• **To be done**: What follows is a set of entries. Give them again exactly, without the pictures.

(Dataset listings of figures)
>> Begin

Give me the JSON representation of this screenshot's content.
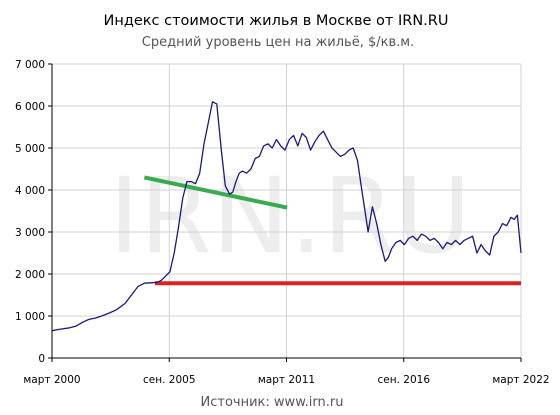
{
  "chart_data": {
    "type": "line",
    "title": "Индекс стоимости жилья в Москве от IRN.RU",
    "subtitle": "Средний уровень цен на жильё, $/кв.м.",
    "source": "Источник: www.irn.ru",
    "watermark": "IRN.RU",
    "xlabel": "",
    "ylabel": "",
    "ylim": [
      0,
      7000
    ],
    "yticks": [
      0,
      1000,
      2000,
      3000,
      4000,
      5000,
      6000,
      7000
    ],
    "ytick_labels": [
      "0",
      "1 000",
      "2 000",
      "3 000",
      "4 000",
      "5 000",
      "6 000",
      "7 000"
    ],
    "xlim": [
      2000.17,
      2022.17
    ],
    "xticks": [
      {
        "x": 2000.17,
        "label": "март 2000"
      },
      {
        "x": 2005.67,
        "label": "сен. 2005"
      },
      {
        "x": 2011.17,
        "label": "март 2011"
      },
      {
        "x": 2016.67,
        "label": "сен. 2016"
      },
      {
        "x": 2022.17,
        "label": "март 2022"
      }
    ],
    "grid": true,
    "series": [
      {
        "color": "#1a1a80",
        "x": [
          2000.17,
          2000.5,
          2001.0,
          2001.3,
          2001.6,
          2001.9,
          2002.2,
          2002.5,
          2002.9,
          2003.2,
          2003.6,
          2003.9,
          2004.2,
          2004.5,
          2004.8,
          2005.1,
          2005.3,
          2005.5,
          2005.7,
          2005.9,
          2006.1,
          2006.3,
          2006.5,
          2006.7,
          2006.9,
          2007.1,
          2007.3,
          2007.5,
          2007.7,
          2007.9,
          2008.1,
          2008.3,
          2008.5,
          2008.65,
          2008.8,
          2008.95,
          2009.1,
          2009.3,
          2009.5,
          2009.7,
          2009.9,
          2010.1,
          2010.3,
          2010.5,
          2010.7,
          2010.9,
          2011.1,
          2011.3,
          2011.5,
          2011.7,
          2011.9,
          2012.1,
          2012.3,
          2012.5,
          2012.7,
          2012.9,
          2013.1,
          2013.3,
          2013.5,
          2013.7,
          2013.9,
          2014.1,
          2014.3,
          2014.5,
          2014.7,
          2014.85,
          2015.0,
          2015.2,
          2015.4,
          2015.6,
          2015.8,
          2015.95,
          2016.1,
          2016.3,
          2016.5,
          2016.7,
          2016.9,
          2017.1,
          2017.3,
          2017.5,
          2017.7,
          2017.9,
          2018.1,
          2018.3,
          2018.5,
          2018.7,
          2018.9,
          2019.1,
          2019.3,
          2019.5,
          2019.7,
          2019.9,
          2020.1,
          2020.3,
          2020.5,
          2020.7,
          2020.9,
          2021.1,
          2021.3,
          2021.5,
          2021.7,
          2021.85,
          2022.0,
          2022.17
        ],
        "y": [
          650,
          680,
          720,
          760,
          850,
          920,
          950,
          1000,
          1080,
          1150,
          1300,
          1500,
          1700,
          1780,
          1790,
          1800,
          1850,
          1950,
          2050,
          2500,
          3100,
          3800,
          4200,
          4200,
          4150,
          4400,
          5100,
          5600,
          6100,
          6050,
          5000,
          4100,
          3900,
          3950,
          4200,
          4400,
          4450,
          4400,
          4500,
          4750,
          4800,
          5050,
          5100,
          5000,
          5200,
          5050,
          4950,
          5200,
          5300,
          5050,
          5350,
          5250,
          4950,
          5150,
          5300,
          5400,
          5200,
          5000,
          4900,
          4800,
          4850,
          4950,
          5000,
          4700,
          4000,
          3500,
          3000,
          3600,
          3200,
          2700,
          2300,
          2400,
          2600,
          2750,
          2800,
          2700,
          2850,
          2900,
          2800,
          2950,
          2900,
          2800,
          2850,
          2750,
          2600,
          2750,
          2700,
          2800,
          2700,
          2800,
          2850,
          2900,
          2500,
          2700,
          2550,
          2450,
          2900,
          3000,
          3200,
          3150,
          3350,
          3300,
          3400,
          2500
        ]
      }
    ],
    "reference_lines": [
      {
        "color": "#3aaa50",
        "x": [
          2004.5,
          2011.2
        ],
        "y": [
          4300,
          3580
        ]
      },
      {
        "color": "#dd2222",
        "x": [
          2005.0,
          2022.17
        ],
        "y": [
          1780,
          1780
        ]
      }
    ]
  }
}
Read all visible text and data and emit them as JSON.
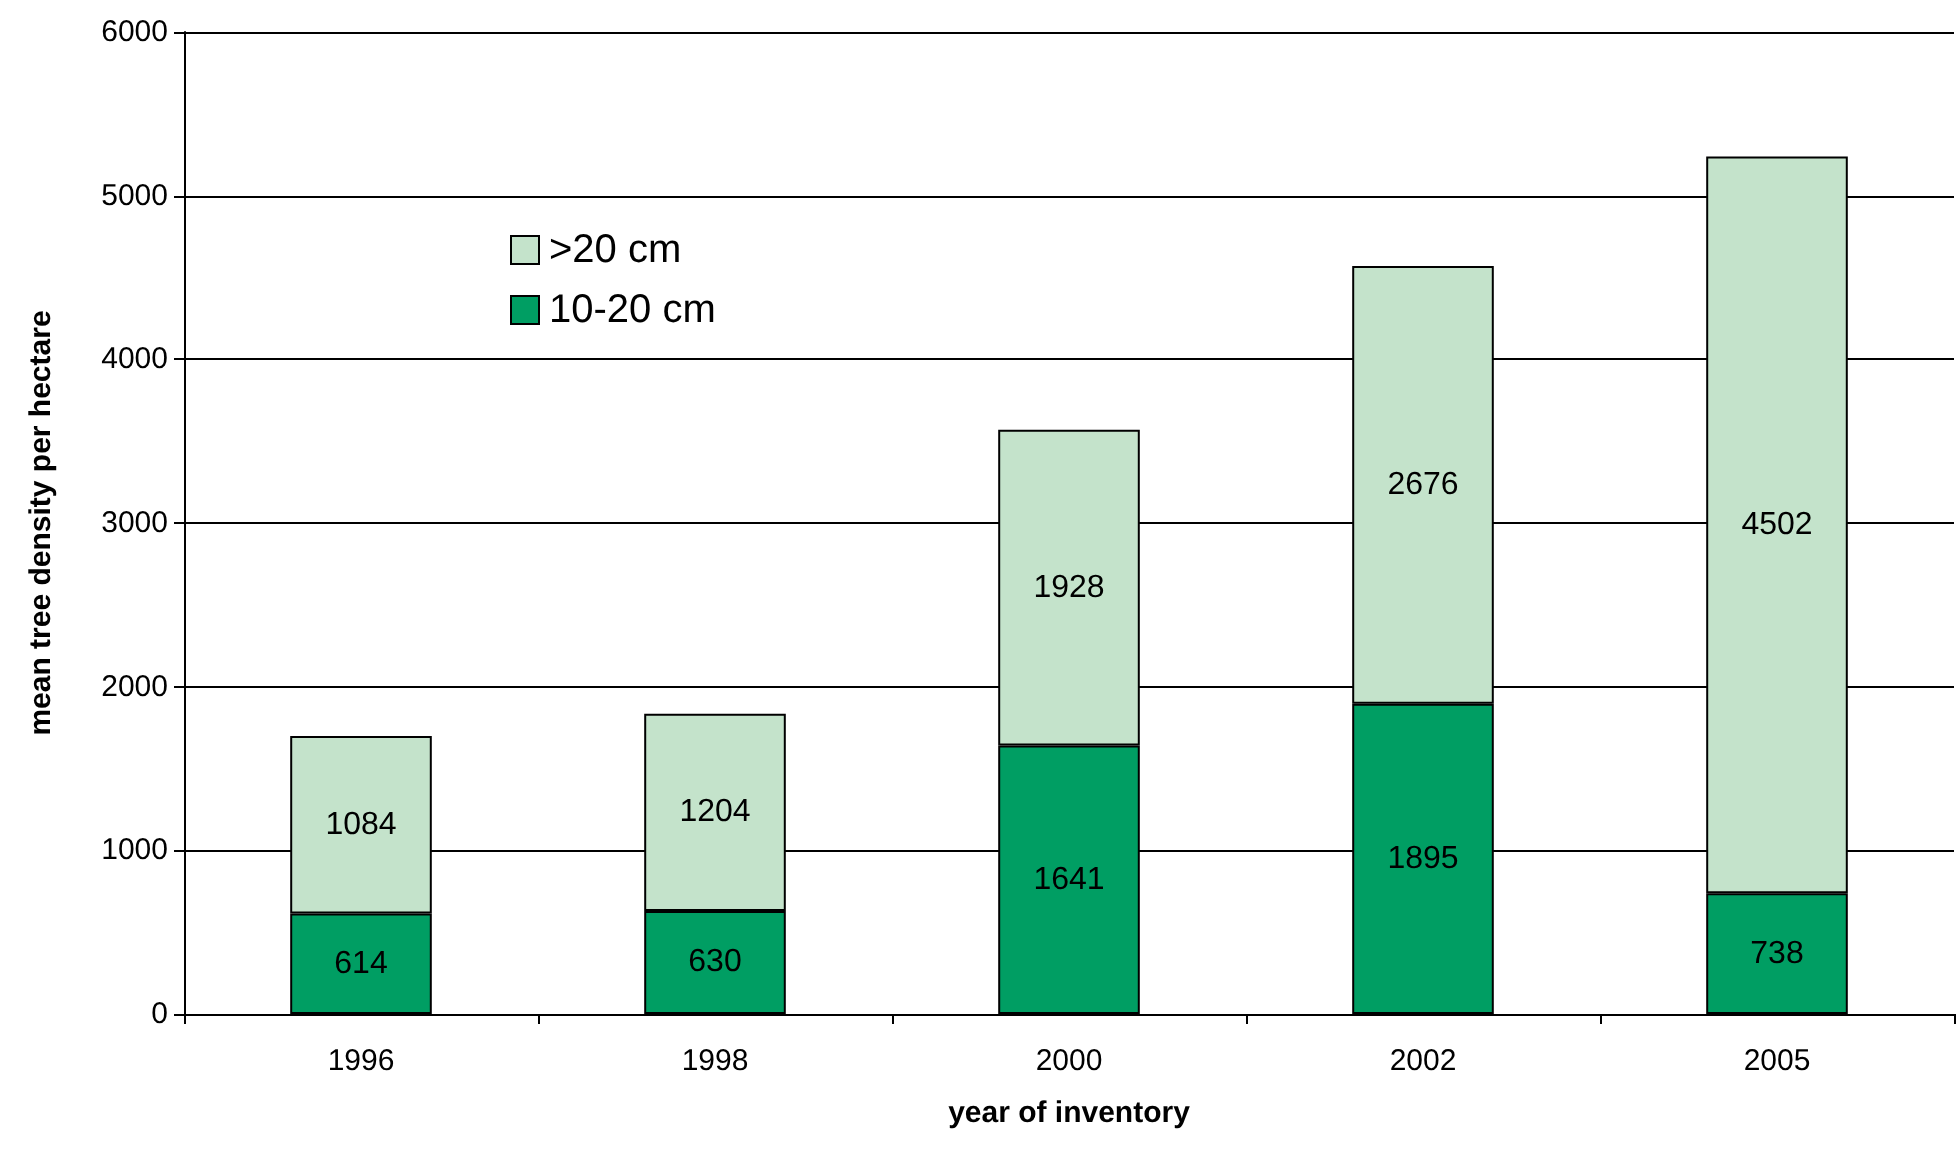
{
  "chart_data": {
    "type": "bar",
    "stacked": true,
    "xlabel": "year of inventory",
    "ylabel": "mean tree density per hectare",
    "categories": [
      "1996",
      "1998",
      "2000",
      "2002",
      "2005"
    ],
    "series": [
      {
        "name": "10-20 cm",
        "color": "#009e63",
        "values": [
          614,
          630,
          1641,
          1895,
          738
        ]
      },
      {
        "name": ">20 cm",
        "color": "#c4e3cb",
        "values": [
          1084,
          1204,
          1928,
          2676,
          4502
        ]
      }
    ],
    "ylim": [
      0,
      6000
    ],
    "yticks": [
      0,
      1000,
      2000,
      3000,
      4000,
      5000,
      6000
    ],
    "grid": "y",
    "legend": "top left",
    "data_labels": true
  }
}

>> End

• **Exercise answer**:
Give me the JSON representation of this screenshot's content.
{
  "chart_data": {
    "type": "line",
    "title": "Индекс стоимости жилья в Москве от IRN.RU",
    "subtitle": "Средний уровень цен на жильё, $/кв.м.",
    "source": "Источник: www.irn.ru",
    "watermark": "IRN.RU",
    "xlabel": "",
    "ylabel": "",
    "ylim": [
      0,
      7000
    ],
    "yticks": [
      0,
      1000,
      2000,
      3000,
      4000,
      5000,
      6000,
      7000
    ],
    "ytick_labels": [
      "0",
      "1 000",
      "2 000",
      "3 000",
      "4 000",
      "5 000",
      "6 000",
      "7 000"
    ],
    "xlim": [
      2000.17,
      2022.17
    ],
    "xticks": [
      {
        "x": 2000.17,
        "label": "март 2000"
      },
      {
        "x": 2005.67,
        "label": "сен. 2005"
      },
      {
        "x": 2011.17,
        "label": "март 2011"
      },
      {
        "x": 2016.67,
        "label": "сен. 2016"
      },
      {
        "x": 2022.17,
        "label": "март 2022"
      }
    ],
    "grid": true,
    "series": [
      {
        "color": "#1a1a80",
        "x": [
          2000.17,
          2000.5,
          2001.0,
          2001.3,
          2001.6,
          2001.9,
          2002.2,
          2002.5,
          2002.9,
          2003.2,
          2003.6,
          2003.9,
          2004.2,
          2004.5,
          2004.8,
          2005.1,
          2005.3,
          2005.5,
          2005.7,
          2005.9,
          2006.1,
          2006.3,
          2006.5,
          2006.7,
          2006.9,
          2007.1,
          2007.3,
          2007.5,
          2007.7,
          2007.9,
          2008.1,
          2008.3,
          2008.5,
          2008.65,
          2008.8,
          2008.95,
          2009.1,
          2009.3,
          2009.5,
          2009.7,
          2009.9,
          2010.1,
          2010.3,
          2010.5,
          2010.7,
          2010.9,
          2011.1,
          2011.3,
          2011.5,
          2011.7,
          2011.9,
          2012.1,
          2012.3,
          2012.5,
          2012.7,
          2012.9,
          2013.1,
          2013.3,
          2013.5,
          2013.7,
          2013.9,
          2014.1,
          2014.3,
          2014.5,
          2014.7,
          2014.85,
          2015.0,
          2015.2,
          2015.4,
          2015.6,
          2015.8,
          2015.95,
          2016.1,
          2016.3,
          2016.5,
          2016.7,
          2016.9,
          2017.1,
          2017.3,
          2017.5,
          2017.7,
          2017.9,
          2018.1,
          2018.3,
          2018.5,
          2018.7,
          2018.9,
          2019.1,
          2019.3,
          2019.5,
          2019.7,
          2019.9,
          2020.1,
          2020.3,
          2020.5,
          2020.7,
          2020.9,
          2021.1,
          2021.3,
          2021.5,
          2021.7,
          2021.85,
          2022.0,
          2022.17
        ],
        "y": [
          650,
          680,
          720,
          760,
          850,
          920,
          950,
          1000,
          1080,
          1150,
          1300,
          1500,
          1700,
          1780,
          1790,
          1800,
          1850,
          1950,
          2050,
          2500,
          3100,
          3800,
          4200,
          4200,
          4150,
          4400,
          5100,
          5600,
          6100,
          6050,
          5000,
          4100,
          3900,
          3950,
          4200,
          4400,
          4450,
          4400,
          4500,
          4750,
          4800,
          5050,
          5100,
          5000,
          5200,
          5050,
          4950,
          5200,
          5300,
          5050,
          5350,
          5250,
          4950,
          5150,
          5300,
          5400,
          5200,
          5000,
          4900,
          4800,
          4850,
          4950,
          5000,
          4700,
          4000,
          3500,
          3000,
          3600,
          3200,
          2700,
          2300,
          2400,
          2600,
          2750,
          2800,
          2700,
          2850,
          2900,
          2800,
          2950,
          2900,
          2800,
          2850,
          2750,
          2600,
          2750,
          2700,
          2800,
          2700,
          2800,
          2850,
          2900,
          2500,
          2700,
          2550,
          2450,
          2900,
          3000,
          3200,
          3150,
          3350,
          3300,
          3400,
          2500
        ]
      }
    ],
    "reference_lines": [
      {
        "color": "#3aaa50",
        "x": [
          2004.5,
          2011.2
        ],
        "y": [
          4300,
          3580
        ]
      },
      {
        "color": "#dd2222",
        "x": [
          2005.0,
          2022.17
        ],
        "y": [
          1780,
          1780
        ]
      }
    ]
  }
}
Read all visible text and data and emit them as JSON.
{
  "chart_data": {
    "type": "bar",
    "stacked": true,
    "xlabel": "year of inventory",
    "ylabel": "mean tree density per hectare",
    "categories": [
      "1996",
      "1998",
      "2000",
      "2002",
      "2005"
    ],
    "series": [
      {
        "name": "10-20 cm",
        "color": "#009e63",
        "values": [
          614,
          630,
          1641,
          1895,
          738
        ]
      },
      {
        "name": ">20 cm",
        "color": "#c4e3cb",
        "values": [
          1084,
          1204,
          1928,
          2676,
          4502
        ]
      }
    ],
    "ylim": [
      0,
      6000
    ],
    "yticks": [
      0,
      1000,
      2000,
      3000,
      4000,
      5000,
      6000
    ],
    "grid": "y",
    "legend": "top left",
    "data_labels": true
  }
}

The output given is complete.